What to produce =
Restate the whole of the material. Keep every word, and drop the pictures.

────────────────────

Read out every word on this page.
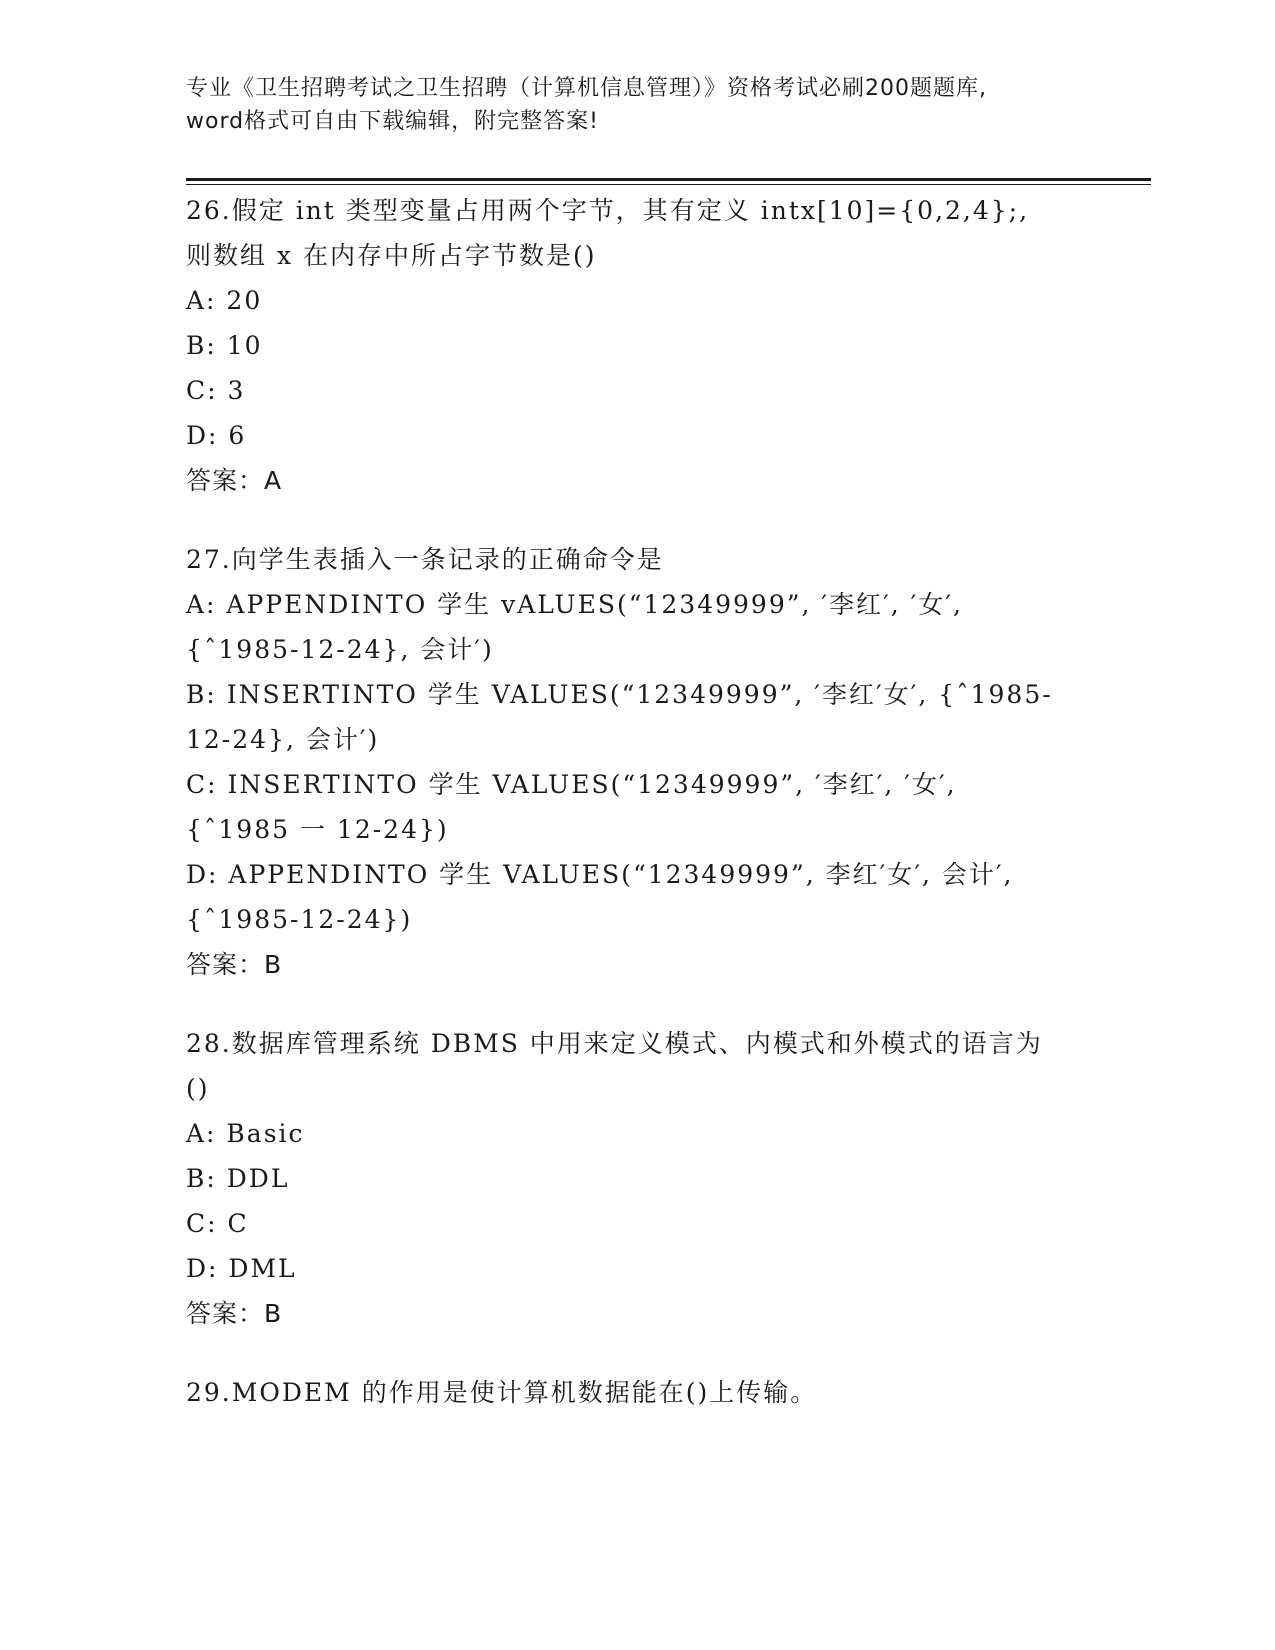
专业《卫生招聘考试之卫生招聘（计算机信息管理）》资格考试必刷200题题库,
word格式可自由下载编辑，附完整答案!
26.假定 int 类型变量占用两个字节，其有定义 intx[10]={0,2,4};,
则数组 x 在内存中所占字节数是()
A: 20
B: 10
C: 3
D: 6
答案：A
27.向学生表插入一条记录的正确命令是
A: APPENDINTO 学生 vALUES(“12349999”, ′李红′, ′女′,
{ˆ1985-12-24}, 会计′)
B: INSERTINTO 学生 VALUES(“12349999”, ′李红′女′, {ˆ1985-
12-24}, 会计′)
C: INSERTINTO 学生 VALUES(“12349999”, ′李红′, ′女′,
{ˆ1985 一 12-24})
D: APPENDINTO 学生 VALUES(“12349999”, 李红′女′, 会计′,
{ˆ1985-12-24})
答案：B
28.数据库管理系统 DBMS 中用来定义模式、内模式和外模式的语言为
()
A: Basic
B: DDL
C: C
D: DML
答案：B
29.MODEM 的作用是使计算机数据能在()上传输。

────────────────────

Written reply =
Read out every word on this page.
专业《卫生招聘考试之卫生招聘（计算机信息管理）》资格考试必刷200题题库,
word格式可自由下载编辑，附完整答案!
26.假定 int 类型变量占用两个字节，其有定义 intx[10]={0,2,4};,
则数组 x 在内存中所占字节数是()
A: 20
B: 10
C: 3
D: 6
答案：A
27.向学生表插入一条记录的正确命令是
A: APPENDINTO 学生 vALUES(“12349999”, ′李红′, ′女′,
{ˆ1985-12-24}, 会计′)
B: INSERTINTO 学生 VALUES(“12349999”, ′李红′女′, {ˆ1985-
12-24}, 会计′)
C: INSERTINTO 学生 VALUES(“12349999”, ′李红′, ′女′,
{ˆ1985 一 12-24})
D: APPENDINTO 学生 VALUES(“12349999”, 李红′女′, 会计′,
{ˆ1985-12-24})
答案：B
28.数据库管理系统 DBMS 中用来定义模式、内模式和外模式的语言为
()
A: Basic
B: DDL
C: C
D: DML
答案：B
29.MODEM 的作用是使计算机数据能在()上传输。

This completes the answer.